To be done.
Look through the material and copy each line holding "icon".

Data supplied.
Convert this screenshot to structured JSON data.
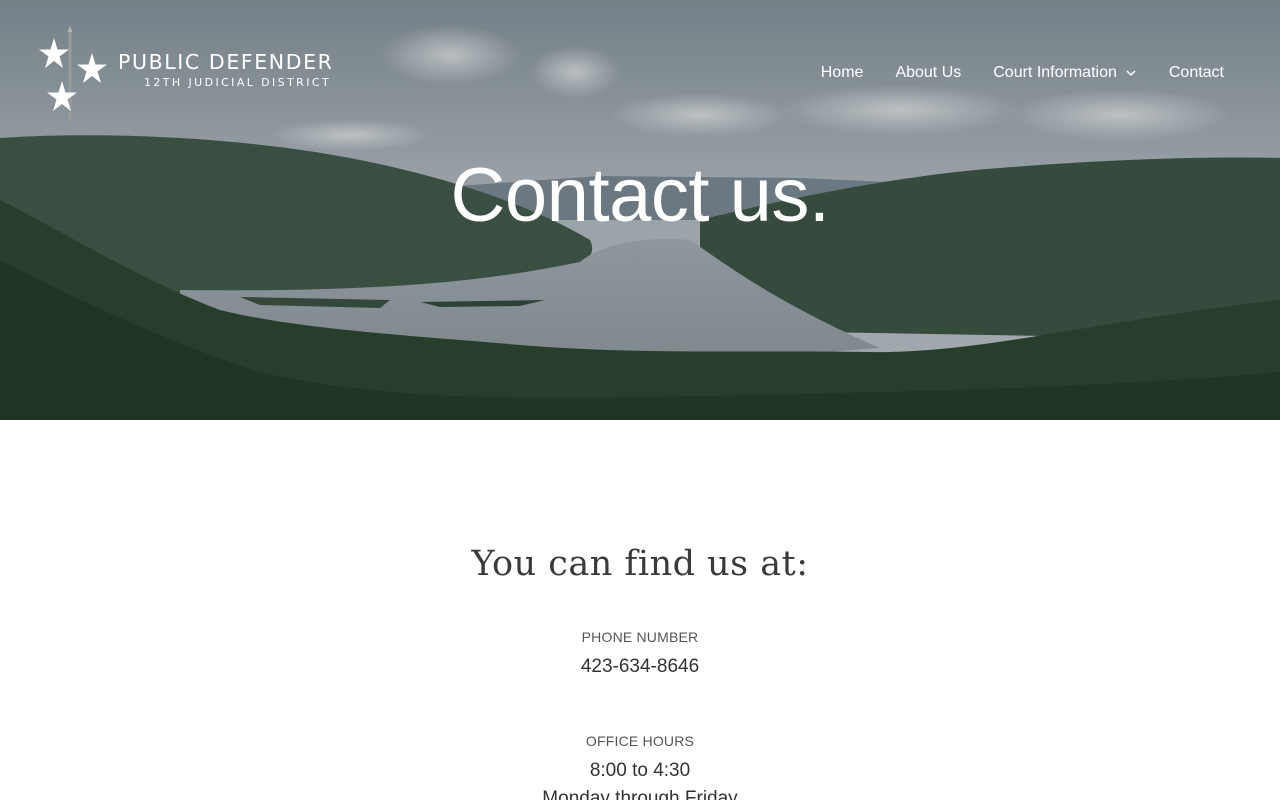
{
  "header": {
    "logo": {
      "title": "PUBLIC DEFENDER",
      "subtitle": "12TH JUDICIAL DISTRICT",
      "icon": "three-stars-sword-emblem"
    },
    "nav": {
      "items": [
        {
          "label": "Home"
        },
        {
          "label": "About Us"
        },
        {
          "label": "Court Information",
          "has_dropdown": true,
          "icon": "chevron-down-icon"
        },
        {
          "label": "Contact"
        }
      ]
    }
  },
  "hero": {
    "title": "Contact us.",
    "background": "river-valley-landscape-photo"
  },
  "main": {
    "heading": "You can find us at:",
    "phone": {
      "label": "PHONE NUMBER",
      "value": "423-634-8646"
    },
    "hours": {
      "label": "OFFICE HOURS",
      "value": "8:00 to 4:30",
      "days": "Monday through Friday"
    }
  },
  "colors": {
    "nav_text": "#ffffff",
    "heading_text": "#3a3a3a",
    "label_text": "#555555",
    "body_text": "#333333",
    "page_background": "#ffffff"
  }
}
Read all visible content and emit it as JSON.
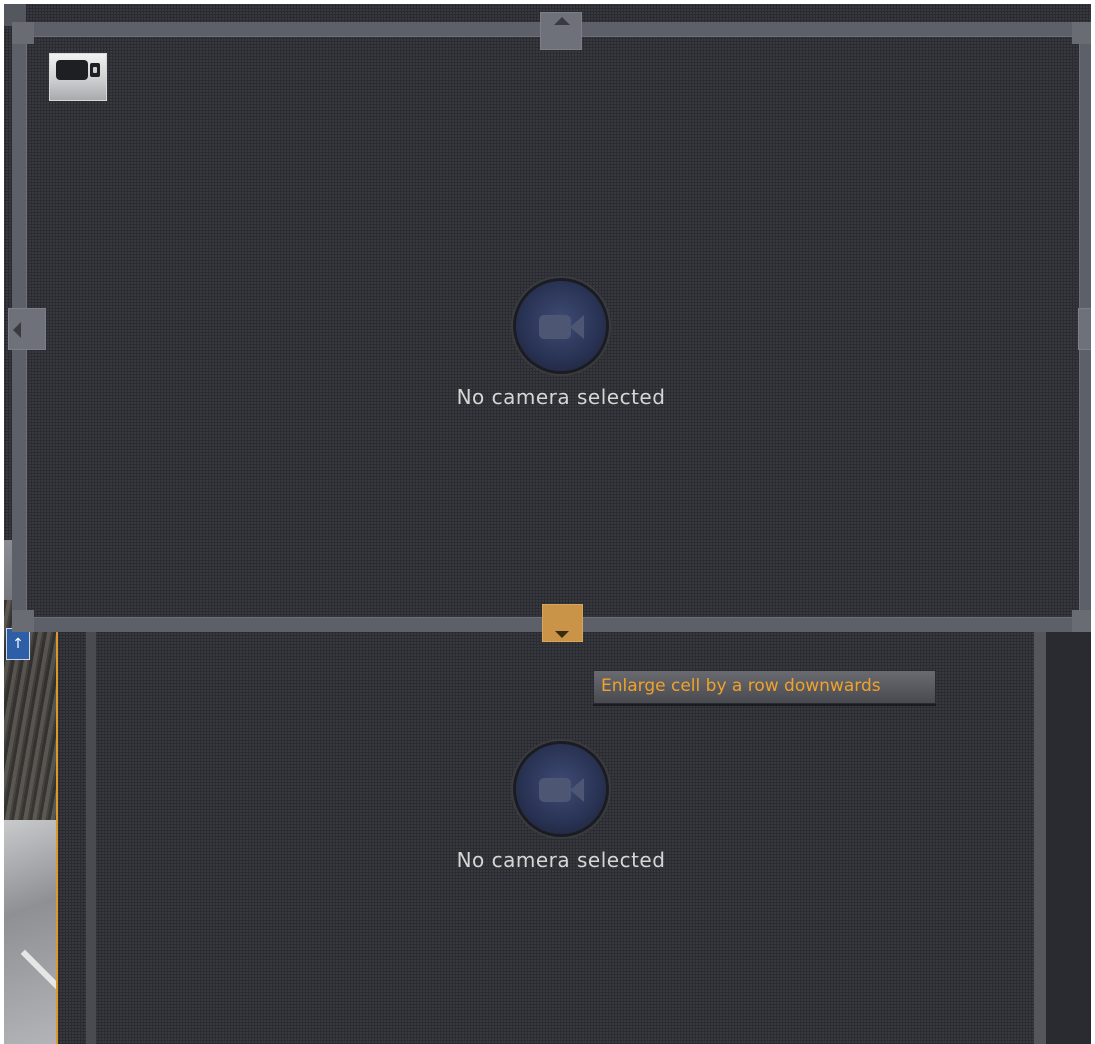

The completed task.
      "icon": "three-stars-sword-emblem"
          "icon": "chevron-down-icon"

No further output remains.